== INSTRUCTION ==
The listing below should be copied in full, word for word.
-- Start of SUPPLIED RECORDS --
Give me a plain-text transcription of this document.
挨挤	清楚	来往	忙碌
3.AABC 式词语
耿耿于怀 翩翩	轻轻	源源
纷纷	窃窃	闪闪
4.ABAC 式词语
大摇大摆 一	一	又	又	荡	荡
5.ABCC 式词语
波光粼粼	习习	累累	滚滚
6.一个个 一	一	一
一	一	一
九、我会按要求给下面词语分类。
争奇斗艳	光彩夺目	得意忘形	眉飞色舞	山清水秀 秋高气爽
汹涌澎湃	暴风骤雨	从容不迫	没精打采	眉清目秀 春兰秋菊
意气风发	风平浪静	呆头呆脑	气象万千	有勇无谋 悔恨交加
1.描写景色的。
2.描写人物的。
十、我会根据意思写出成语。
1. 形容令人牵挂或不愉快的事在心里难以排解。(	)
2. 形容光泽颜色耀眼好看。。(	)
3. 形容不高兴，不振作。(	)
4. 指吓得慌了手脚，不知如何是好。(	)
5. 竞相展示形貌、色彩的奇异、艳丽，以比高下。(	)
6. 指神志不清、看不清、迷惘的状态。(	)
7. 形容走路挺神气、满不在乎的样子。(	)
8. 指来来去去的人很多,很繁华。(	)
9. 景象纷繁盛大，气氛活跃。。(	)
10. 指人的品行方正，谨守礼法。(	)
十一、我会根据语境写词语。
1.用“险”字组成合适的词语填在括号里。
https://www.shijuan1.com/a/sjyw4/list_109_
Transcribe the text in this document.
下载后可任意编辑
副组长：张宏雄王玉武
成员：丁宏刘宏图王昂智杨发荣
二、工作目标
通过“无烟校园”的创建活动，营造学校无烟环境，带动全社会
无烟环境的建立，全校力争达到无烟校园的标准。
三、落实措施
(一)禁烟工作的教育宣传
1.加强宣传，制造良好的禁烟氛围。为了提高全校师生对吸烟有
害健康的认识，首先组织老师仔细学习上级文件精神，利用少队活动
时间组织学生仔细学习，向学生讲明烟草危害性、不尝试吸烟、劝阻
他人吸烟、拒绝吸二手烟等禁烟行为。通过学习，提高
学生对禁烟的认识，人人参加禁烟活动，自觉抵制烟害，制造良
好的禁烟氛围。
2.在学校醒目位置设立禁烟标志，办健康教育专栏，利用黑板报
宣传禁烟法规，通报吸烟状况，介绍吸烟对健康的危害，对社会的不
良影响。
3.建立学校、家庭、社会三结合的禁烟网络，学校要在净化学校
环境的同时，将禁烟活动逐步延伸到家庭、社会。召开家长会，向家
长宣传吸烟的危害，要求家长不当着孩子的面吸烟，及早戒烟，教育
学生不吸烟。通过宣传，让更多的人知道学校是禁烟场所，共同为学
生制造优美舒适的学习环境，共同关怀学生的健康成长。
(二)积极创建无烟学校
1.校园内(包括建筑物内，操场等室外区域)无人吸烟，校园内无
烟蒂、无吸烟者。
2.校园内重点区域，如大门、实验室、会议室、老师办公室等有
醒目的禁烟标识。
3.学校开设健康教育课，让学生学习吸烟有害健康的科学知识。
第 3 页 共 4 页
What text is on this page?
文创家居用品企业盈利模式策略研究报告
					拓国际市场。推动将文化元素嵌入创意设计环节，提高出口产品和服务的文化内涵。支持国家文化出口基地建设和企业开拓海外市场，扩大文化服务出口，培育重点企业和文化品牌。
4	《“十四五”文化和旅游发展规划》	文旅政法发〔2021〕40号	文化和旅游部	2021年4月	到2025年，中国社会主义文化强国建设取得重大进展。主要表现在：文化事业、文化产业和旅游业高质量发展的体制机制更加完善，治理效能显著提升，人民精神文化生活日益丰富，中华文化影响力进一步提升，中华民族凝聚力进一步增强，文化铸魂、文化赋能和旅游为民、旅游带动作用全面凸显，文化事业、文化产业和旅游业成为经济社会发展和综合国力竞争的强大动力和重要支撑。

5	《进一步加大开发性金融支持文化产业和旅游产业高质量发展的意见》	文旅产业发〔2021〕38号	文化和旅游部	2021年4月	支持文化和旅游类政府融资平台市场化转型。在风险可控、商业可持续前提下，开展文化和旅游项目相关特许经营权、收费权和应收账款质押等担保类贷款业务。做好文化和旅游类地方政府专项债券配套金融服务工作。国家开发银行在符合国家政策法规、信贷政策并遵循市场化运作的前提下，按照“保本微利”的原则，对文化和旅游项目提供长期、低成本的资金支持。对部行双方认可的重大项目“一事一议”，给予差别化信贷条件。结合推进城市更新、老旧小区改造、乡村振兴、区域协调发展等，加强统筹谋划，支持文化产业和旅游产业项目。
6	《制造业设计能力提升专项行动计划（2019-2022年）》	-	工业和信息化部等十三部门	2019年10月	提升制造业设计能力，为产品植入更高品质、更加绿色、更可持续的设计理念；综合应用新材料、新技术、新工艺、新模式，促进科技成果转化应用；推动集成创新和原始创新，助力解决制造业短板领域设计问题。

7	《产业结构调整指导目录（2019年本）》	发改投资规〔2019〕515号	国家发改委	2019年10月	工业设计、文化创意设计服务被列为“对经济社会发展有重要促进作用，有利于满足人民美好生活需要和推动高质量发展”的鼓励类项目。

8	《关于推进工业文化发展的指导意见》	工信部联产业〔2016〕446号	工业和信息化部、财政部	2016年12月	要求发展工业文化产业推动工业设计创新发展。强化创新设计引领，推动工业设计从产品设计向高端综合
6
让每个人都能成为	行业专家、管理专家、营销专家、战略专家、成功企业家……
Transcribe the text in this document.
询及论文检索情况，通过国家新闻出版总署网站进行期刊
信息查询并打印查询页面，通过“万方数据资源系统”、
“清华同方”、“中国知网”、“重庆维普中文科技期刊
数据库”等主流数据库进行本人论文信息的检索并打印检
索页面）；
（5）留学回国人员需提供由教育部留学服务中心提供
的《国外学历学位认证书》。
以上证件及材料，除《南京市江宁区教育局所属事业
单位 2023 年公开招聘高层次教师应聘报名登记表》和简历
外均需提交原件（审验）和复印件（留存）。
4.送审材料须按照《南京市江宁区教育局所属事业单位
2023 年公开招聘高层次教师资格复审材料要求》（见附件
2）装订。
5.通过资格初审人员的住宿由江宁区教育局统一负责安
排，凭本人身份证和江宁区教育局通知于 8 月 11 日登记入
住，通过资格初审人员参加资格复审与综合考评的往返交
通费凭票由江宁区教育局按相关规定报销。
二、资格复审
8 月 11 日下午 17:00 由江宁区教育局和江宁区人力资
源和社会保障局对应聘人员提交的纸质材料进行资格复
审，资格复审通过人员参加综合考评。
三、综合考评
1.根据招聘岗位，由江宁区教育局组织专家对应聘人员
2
-- End of SUPPLIED RECORDS --
== ANSWER TO THE TASK ==
Give me a plain-text transcription of this document.
挨挤	清楚	来往	忙碌
3.AABC 式词语
耿耿于怀 翩翩	轻轻	源源
纷纷	窃窃	闪闪
4.ABAC 式词语
大摇大摆 一	一	又	又	荡	荡
5.ABCC 式词语
波光粼粼	习习	累累	滚滚
6.一个个 一	一	一
一	一	一
九、我会按要求给下面词语分类。
争奇斗艳	光彩夺目	得意忘形	眉飞色舞	山清水秀 秋高气爽
汹涌澎湃	暴风骤雨	从容不迫	没精打采	眉清目秀 春兰秋菊
意气风发	风平浪静	呆头呆脑	气象万千	有勇无谋 悔恨交加
1.描写景色的。
2.描写人物的。
十、我会根据意思写出成语。
1. 形容令人牵挂或不愉快的事在心里难以排解。(	)
2. 形容光泽颜色耀眼好看。。(	)
3. 形容不高兴，不振作。(	)
4. 指吓得慌了手脚，不知如何是好。(	)
5. 竞相展示形貌、色彩的奇异、艳丽，以比高下。(	)
6. 指神志不清、看不清、迷惘的状态。(	)
7. 形容走路挺神气、满不在乎的样子。(	)
8. 指来来去去的人很多,很繁华。(	)
9. 景象纷繁盛大，气氛活跃。。(	)
10. 指人的品行方正，谨守礼法。(	)
十一、我会根据语境写词语。
1.用“险”字组成合适的词语填在括号里。
https://www.shijuan1.com/a/sjyw4/list_109_
Transcribe the text in this document.
下载后可任意编辑
副组长：张宏雄王玉武
成员：丁宏刘宏图王昂智杨发荣
二、工作目标
通过“无烟校园”的创建活动，营造学校无烟环境，带动全社会
无烟环境的建立，全校力争达到无烟校园的标准。
三、落实措施
(一)禁烟工作的教育宣传
1.加强宣传，制造良好的禁烟氛围。为了提高全校师生对吸烟有
害健康的认识，首先组织老师仔细学习上级文件精神，利用少队活动
时间组织学生仔细学习，向学生讲明烟草危害性、不尝试吸烟、劝阻
他人吸烟、拒绝吸二手烟等禁烟行为。通过学习，提高
学生对禁烟的认识，人人参加禁烟活动，自觉抵制烟害，制造良
好的禁烟氛围。
2.在学校醒目位置设立禁烟标志，办健康教育专栏，利用黑板报
宣传禁烟法规，通报吸烟状况，介绍吸烟对健康的危害，对社会的不
良影响。
3.建立学校、家庭、社会三结合的禁烟网络，学校要在净化学校
环境的同时，将禁烟活动逐步延伸到家庭、社会。召开家长会，向家
长宣传吸烟的危害，要求家长不当着孩子的面吸烟，及早戒烟，教育
学生不吸烟。通过宣传，让更多的人知道学校是禁烟场所，共同为学
生制造优美舒适的学习环境，共同关怀学生的健康成长。
(二)积极创建无烟学校
1.校园内(包括建筑物内，操场等室外区域)无人吸烟，校园内无
烟蒂、无吸烟者。
2.校园内重点区域，如大门、实验室、会议室、老师办公室等有
醒目的禁烟标识。
3.学校开设健康教育课，让学生学习吸烟有害健康的科学知识。
第 3 页 共 4 页
What text is on this page?
文创家居用品企业盈利模式策略研究报告
					拓国际市场。推动将文化元素嵌入创意设计环节，提高出口产品和服务的文化内涵。支持国家文化出口基地建设和企业开拓海外市场，扩大文化服务出口，培育重点企业和文化品牌。
4	《“十四五”文化和旅游发展规划》	文旅政法发〔2021〕40号	文化和旅游部	2021年4月	到2025年，中国社会主义文化强国建设取得重大进展。主要表现在：文化事业、文化产业和旅游业高质量发展的体制机制更加完善，治理效能显著提升，人民精神文化生活日益丰富，中华文化影响力进一步提升，中华民族凝聚力进一步增强，文化铸魂、文化赋能和旅游为民、旅游带动作用全面凸显，文化事业、文化产业和旅游业成为经济社会发展和综合国力竞争的强大动力和重要支撑。

5	《进一步加大开发性金融支持文化产业和旅游产业高质量发展的意见》	文旅产业发〔2021〕38号	文化和旅游部	2021年4月	支持文化和旅游类政府融资平台市场化转型。在风险可控、商业可持续前提下，开展文化和旅游项目相关特许经营权、收费权和应收账款质押等担保类贷款业务。做好文化和旅游类地方政府专项债券配套金融服务工作。国家开发银行在符合国家政策法规、信贷政策并遵循市场化运作的前提下，按照“保本微利”的原则，对文化和旅游项目提供长期、低成本的资金支持。对部行双方认可的重大项目“一事一议”，给予差别化信贷条件。结合推进城市更新、老旧小区改造、乡村振兴、区域协调发展等，加强统筹谋划，支持文化产业和旅游产业项目。
6	《制造业设计能力提升专项行动计划（2019-2022年）》	-	工业和信息化部等十三部门	2019年10月	提升制造业设计能力，为产品植入更高品质、更加绿色、更可持续的设计理念；综合应用新材料、新技术、新工艺、新模式，促进科技成果转化应用；推动集成创新和原始创新，助力解决制造业短板领域设计问题。

7	《产业结构调整指导目录（2019年本）》	发改投资规〔2019〕515号	国家发改委	2019年10月	工业设计、文化创意设计服务被列为“对经济社会发展有重要促进作用，有利于满足人民美好生活需要和推动高质量发展”的鼓励类项目。

8	《关于推进工业文化发展的指导意见》	工信部联产业〔2016〕446号	工业和信息化部、财政部	2016年12月	要求发展工业文化产业推动工业设计创新发展。强化创新设计引领，推动工业设计从产品设计向高端综合
6
让每个人都能成为	行业专家、管理专家、营销专家、战略专家、成功企业家……
Transcribe the text in this document.
询及论文检索情况，通过国家新闻出版总署网站进行期刊
信息查询并打印查询页面，通过“万方数据资源系统”、
“清华同方”、“中国知网”、“重庆维普中文科技期刊
数据库”等主流数据库进行本人论文信息的检索并打印检
索页面）；
（5）留学回国人员需提供由教育部留学服务中心提供
的《国外学历学位认证书》。
以上证件及材料，除《南京市江宁区教育局所属事业
单位 2023 年公开招聘高层次教师应聘报名登记表》和简历
外均需提交原件（审验）和复印件（留存）。
4.送审材料须按照《南京市江宁区教育局所属事业单位
2023 年公开招聘高层次教师资格复审材料要求》（见附件
2）装订。
5.通过资格初审人员的住宿由江宁区教育局统一负责安
排，凭本人身份证和江宁区教育局通知于 8 月 11 日登记入
住，通过资格初审人员参加资格复审与综合考评的往返交
通费凭票由江宁区教育局按相关规定报销。
二、资格复审
8 月 11 日下午 17:00 由江宁区教育局和江宁区人力资
源和社会保障局对应聘人员提交的纸质材料进行资格复
审，资格复审通过人员参加综合考评。
三、综合考评
1.根据招聘岗位，由江宁区教育局组织专家对应聘人员
2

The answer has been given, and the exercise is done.